Wherever a line in the records below contains "forderte", copy that line.

Material for this task
■ ■ ■ ■

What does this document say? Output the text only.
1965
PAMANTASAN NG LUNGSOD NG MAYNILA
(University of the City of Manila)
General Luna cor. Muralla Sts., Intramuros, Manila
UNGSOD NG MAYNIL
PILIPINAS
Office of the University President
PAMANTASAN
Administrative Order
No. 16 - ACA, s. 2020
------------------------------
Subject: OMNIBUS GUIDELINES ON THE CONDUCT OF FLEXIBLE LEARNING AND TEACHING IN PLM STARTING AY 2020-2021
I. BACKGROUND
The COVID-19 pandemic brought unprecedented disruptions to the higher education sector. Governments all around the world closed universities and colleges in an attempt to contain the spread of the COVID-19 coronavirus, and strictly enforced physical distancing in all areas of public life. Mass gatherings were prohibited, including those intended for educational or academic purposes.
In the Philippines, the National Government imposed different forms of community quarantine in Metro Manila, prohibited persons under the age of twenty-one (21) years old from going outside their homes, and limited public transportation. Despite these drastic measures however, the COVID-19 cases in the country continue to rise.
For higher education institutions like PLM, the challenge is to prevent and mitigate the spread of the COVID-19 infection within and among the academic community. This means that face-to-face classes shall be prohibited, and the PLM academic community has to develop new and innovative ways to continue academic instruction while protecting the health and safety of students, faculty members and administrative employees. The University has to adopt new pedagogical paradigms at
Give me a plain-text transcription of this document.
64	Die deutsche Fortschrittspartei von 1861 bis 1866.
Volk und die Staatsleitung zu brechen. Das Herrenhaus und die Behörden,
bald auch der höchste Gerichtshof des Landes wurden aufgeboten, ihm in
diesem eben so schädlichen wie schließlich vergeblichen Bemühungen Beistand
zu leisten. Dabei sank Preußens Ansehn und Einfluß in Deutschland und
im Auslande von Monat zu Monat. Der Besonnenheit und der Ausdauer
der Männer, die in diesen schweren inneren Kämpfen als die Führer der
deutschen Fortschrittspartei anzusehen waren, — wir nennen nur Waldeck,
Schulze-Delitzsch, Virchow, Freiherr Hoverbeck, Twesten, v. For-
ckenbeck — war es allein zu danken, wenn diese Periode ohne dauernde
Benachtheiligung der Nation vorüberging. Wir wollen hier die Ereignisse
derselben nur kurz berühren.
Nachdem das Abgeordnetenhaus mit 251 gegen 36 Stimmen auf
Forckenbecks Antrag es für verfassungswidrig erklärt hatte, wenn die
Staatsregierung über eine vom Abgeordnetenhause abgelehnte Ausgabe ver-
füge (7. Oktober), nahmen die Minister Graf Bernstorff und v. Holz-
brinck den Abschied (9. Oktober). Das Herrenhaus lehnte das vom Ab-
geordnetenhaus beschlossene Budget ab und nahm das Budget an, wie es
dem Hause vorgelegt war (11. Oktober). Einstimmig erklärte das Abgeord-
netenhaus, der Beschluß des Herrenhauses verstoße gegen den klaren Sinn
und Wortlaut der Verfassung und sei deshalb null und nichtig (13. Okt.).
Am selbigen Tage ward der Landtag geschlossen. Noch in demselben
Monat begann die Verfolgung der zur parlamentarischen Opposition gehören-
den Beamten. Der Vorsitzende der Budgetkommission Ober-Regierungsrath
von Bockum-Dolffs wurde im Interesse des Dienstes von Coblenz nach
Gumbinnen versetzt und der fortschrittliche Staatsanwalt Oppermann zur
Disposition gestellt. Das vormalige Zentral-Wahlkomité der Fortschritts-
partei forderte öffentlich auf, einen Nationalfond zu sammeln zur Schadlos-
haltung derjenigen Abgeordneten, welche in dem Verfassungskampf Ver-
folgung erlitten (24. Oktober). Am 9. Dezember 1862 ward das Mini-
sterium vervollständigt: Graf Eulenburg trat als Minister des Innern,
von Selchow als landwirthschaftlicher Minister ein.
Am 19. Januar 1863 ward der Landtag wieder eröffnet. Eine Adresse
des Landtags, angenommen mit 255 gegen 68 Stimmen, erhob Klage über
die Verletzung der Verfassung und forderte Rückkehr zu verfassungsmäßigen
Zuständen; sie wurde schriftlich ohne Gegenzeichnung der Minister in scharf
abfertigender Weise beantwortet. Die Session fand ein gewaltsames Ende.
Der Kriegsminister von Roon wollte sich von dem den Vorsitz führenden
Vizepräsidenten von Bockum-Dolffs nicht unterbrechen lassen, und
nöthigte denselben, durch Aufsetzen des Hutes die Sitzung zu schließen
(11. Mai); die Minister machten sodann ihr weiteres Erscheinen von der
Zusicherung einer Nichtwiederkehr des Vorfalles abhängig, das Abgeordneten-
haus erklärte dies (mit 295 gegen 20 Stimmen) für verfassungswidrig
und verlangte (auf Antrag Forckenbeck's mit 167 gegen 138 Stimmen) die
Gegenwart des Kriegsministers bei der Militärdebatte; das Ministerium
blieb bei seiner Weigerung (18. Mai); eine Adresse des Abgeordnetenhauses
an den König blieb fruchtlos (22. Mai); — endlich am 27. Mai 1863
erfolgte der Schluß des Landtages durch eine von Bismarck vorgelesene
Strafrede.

■ ■ ■ ■

Output for this exercise
partei forderte öffentlich auf, einen Nationalfond zu sammeln zur Schadlos-
die Verletzung der Verfassung und forderte Rückkehr zu verfassungsmäßigen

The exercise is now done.